§ Requirement: Look through the data below and return each line where "Show" appears.

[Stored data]
--------------------

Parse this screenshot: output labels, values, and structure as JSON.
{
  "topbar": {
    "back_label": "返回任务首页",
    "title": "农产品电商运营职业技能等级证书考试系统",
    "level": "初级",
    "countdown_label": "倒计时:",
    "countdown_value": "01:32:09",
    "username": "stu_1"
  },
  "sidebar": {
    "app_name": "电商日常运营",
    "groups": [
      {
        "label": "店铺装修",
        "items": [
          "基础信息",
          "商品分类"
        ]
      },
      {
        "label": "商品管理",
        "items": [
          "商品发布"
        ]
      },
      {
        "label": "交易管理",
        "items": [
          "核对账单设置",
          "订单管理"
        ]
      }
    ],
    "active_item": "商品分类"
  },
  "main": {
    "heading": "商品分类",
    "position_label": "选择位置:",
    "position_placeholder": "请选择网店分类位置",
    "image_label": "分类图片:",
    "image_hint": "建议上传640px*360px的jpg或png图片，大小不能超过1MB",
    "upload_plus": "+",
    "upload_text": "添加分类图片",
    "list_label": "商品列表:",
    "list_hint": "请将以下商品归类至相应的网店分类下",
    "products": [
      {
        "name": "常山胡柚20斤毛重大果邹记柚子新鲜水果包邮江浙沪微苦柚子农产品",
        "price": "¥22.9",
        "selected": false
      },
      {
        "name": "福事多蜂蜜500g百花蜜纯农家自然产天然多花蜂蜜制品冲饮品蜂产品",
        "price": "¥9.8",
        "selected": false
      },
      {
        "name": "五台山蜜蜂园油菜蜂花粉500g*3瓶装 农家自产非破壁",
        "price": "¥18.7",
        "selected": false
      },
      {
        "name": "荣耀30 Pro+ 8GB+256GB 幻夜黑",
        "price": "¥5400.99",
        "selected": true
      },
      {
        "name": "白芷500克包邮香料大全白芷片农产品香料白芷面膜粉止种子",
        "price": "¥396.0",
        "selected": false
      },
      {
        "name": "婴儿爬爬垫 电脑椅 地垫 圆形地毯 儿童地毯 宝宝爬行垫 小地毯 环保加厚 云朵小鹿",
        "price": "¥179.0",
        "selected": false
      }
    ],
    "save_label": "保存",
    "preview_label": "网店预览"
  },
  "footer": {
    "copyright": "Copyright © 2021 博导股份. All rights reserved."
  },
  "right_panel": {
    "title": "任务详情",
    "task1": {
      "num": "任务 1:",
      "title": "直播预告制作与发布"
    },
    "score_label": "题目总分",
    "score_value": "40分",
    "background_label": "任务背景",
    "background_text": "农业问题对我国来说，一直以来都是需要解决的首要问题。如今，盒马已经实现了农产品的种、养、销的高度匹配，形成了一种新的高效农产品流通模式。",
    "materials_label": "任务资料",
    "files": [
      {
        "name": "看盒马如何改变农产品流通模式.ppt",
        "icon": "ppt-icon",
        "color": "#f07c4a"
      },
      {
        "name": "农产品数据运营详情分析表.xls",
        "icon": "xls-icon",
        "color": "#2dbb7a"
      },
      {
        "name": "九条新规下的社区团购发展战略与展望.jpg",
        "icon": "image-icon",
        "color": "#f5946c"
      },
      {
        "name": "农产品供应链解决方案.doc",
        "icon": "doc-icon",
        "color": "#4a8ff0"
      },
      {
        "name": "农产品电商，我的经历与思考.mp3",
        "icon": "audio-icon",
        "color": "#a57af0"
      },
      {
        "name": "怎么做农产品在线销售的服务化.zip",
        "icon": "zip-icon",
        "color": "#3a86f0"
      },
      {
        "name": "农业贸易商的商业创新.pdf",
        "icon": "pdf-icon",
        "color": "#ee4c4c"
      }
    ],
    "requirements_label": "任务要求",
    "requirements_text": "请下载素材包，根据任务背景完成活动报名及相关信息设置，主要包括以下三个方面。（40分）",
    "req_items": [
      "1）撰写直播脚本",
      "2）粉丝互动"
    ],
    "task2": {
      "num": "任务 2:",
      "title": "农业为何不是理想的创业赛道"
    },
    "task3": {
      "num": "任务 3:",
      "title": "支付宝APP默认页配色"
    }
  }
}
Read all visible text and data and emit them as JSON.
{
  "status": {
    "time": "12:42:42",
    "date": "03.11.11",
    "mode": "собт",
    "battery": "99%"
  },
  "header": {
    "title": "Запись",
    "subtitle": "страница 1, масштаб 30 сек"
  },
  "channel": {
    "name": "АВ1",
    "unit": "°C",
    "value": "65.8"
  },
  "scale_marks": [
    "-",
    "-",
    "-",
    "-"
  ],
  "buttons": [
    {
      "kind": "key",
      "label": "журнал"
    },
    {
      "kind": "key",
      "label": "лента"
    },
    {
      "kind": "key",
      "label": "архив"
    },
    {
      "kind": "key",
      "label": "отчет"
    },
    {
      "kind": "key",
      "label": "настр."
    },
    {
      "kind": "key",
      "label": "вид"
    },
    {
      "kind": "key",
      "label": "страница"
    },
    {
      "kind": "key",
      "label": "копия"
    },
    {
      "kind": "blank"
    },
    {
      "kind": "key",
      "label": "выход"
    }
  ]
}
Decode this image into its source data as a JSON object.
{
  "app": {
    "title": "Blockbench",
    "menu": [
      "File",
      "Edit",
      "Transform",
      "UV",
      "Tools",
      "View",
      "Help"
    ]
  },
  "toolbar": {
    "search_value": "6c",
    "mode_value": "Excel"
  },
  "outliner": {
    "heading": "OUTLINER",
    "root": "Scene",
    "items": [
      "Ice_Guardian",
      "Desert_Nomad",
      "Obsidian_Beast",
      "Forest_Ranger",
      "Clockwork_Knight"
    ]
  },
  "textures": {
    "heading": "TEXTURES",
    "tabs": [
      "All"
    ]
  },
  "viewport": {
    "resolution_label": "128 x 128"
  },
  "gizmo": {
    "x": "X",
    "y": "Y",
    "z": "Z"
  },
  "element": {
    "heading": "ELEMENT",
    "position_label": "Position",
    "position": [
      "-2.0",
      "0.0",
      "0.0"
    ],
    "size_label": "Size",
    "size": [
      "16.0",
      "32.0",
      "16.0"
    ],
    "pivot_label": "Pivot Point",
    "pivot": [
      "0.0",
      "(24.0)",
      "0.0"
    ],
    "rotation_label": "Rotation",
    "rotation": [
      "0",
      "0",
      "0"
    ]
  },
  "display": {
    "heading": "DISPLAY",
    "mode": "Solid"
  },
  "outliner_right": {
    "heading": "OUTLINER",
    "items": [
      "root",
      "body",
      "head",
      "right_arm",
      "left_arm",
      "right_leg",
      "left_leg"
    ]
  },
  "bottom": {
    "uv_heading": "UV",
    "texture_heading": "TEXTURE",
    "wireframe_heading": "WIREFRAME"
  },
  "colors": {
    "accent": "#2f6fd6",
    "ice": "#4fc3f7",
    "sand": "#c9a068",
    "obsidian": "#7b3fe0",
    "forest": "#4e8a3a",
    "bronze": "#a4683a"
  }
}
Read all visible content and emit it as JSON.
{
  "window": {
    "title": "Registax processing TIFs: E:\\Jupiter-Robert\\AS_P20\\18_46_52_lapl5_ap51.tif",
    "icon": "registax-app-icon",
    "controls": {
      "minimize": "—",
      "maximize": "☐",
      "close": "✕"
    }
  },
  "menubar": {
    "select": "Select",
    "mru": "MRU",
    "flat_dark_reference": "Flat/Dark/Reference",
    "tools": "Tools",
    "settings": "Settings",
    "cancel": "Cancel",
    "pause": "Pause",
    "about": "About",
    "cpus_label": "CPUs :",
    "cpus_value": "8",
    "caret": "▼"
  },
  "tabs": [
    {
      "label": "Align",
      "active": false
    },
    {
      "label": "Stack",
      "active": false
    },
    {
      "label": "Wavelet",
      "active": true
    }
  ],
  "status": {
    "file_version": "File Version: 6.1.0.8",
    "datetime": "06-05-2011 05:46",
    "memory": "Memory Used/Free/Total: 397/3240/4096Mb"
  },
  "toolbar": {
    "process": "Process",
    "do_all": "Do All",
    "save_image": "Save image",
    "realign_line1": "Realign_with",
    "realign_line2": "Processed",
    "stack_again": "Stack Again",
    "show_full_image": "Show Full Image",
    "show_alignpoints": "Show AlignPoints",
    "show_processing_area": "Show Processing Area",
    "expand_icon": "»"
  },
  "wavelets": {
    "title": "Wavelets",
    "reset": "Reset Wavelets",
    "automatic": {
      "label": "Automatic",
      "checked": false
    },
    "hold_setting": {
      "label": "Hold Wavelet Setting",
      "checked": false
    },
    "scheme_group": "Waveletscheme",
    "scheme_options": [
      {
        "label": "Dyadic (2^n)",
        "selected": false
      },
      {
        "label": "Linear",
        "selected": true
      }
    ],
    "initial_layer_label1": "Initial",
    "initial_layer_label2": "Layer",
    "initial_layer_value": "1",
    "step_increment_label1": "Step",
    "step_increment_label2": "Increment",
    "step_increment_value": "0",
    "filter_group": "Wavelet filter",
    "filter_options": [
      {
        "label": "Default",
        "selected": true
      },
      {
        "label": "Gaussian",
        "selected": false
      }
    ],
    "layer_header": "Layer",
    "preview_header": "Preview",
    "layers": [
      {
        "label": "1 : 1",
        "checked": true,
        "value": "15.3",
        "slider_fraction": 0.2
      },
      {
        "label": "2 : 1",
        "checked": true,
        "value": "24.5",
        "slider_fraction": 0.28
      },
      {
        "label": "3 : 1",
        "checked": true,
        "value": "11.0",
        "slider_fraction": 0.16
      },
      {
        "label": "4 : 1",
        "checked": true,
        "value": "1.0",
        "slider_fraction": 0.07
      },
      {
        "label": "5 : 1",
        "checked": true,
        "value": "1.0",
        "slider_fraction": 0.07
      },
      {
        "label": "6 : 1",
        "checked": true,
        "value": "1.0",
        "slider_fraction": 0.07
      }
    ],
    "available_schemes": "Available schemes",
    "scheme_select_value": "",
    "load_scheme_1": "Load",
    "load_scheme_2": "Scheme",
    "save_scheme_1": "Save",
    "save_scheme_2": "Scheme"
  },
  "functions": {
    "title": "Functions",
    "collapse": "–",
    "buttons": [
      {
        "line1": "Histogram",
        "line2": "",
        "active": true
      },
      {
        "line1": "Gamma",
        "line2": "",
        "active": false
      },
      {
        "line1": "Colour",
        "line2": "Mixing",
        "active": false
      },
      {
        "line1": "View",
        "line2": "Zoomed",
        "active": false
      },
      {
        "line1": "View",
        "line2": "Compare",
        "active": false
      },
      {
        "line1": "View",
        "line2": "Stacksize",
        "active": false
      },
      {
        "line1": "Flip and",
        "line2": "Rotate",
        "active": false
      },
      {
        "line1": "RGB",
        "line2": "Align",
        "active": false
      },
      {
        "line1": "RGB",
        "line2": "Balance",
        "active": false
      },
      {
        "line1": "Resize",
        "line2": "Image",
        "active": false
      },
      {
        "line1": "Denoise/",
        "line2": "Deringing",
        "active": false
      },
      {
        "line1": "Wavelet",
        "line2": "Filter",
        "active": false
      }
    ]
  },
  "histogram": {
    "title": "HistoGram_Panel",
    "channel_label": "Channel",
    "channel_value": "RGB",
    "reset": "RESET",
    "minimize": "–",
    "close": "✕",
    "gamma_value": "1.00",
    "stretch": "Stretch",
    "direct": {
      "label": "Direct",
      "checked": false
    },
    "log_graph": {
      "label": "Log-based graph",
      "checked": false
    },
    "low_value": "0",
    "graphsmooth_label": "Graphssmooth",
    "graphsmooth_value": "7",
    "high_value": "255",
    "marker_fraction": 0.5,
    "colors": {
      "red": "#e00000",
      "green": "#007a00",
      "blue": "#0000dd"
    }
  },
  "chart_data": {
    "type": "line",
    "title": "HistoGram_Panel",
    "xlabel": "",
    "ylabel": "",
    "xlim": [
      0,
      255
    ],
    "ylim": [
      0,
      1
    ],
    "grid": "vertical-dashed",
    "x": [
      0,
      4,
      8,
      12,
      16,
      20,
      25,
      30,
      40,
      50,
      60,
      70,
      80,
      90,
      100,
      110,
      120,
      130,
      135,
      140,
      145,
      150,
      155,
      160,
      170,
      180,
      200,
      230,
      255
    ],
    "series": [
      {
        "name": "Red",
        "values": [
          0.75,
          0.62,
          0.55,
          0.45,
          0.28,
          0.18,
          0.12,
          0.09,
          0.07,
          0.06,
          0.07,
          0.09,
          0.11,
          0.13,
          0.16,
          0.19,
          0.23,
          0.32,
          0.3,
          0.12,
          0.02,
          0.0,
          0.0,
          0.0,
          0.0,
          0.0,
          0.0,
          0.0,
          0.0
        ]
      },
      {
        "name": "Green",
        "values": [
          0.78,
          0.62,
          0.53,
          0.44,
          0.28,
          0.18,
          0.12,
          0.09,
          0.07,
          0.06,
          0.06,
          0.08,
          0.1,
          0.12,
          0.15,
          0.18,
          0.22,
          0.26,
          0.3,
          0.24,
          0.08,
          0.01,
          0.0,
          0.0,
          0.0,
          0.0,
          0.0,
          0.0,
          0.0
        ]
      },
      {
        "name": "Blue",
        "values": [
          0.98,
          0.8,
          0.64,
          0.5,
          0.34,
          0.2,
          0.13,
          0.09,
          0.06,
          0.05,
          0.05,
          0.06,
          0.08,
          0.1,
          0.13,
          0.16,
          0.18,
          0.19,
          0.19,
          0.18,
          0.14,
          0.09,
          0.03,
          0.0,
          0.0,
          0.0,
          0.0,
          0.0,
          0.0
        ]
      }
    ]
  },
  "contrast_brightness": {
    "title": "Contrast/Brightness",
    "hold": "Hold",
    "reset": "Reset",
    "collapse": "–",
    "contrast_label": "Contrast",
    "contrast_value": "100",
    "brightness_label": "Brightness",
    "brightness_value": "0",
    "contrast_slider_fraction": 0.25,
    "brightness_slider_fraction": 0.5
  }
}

--------------------

§ Completed task:
    "show_full_image": "Show Full Image",
    "show_alignpoints": "Show AlignPoints",
    "show_processing_area": "Show Processing Area",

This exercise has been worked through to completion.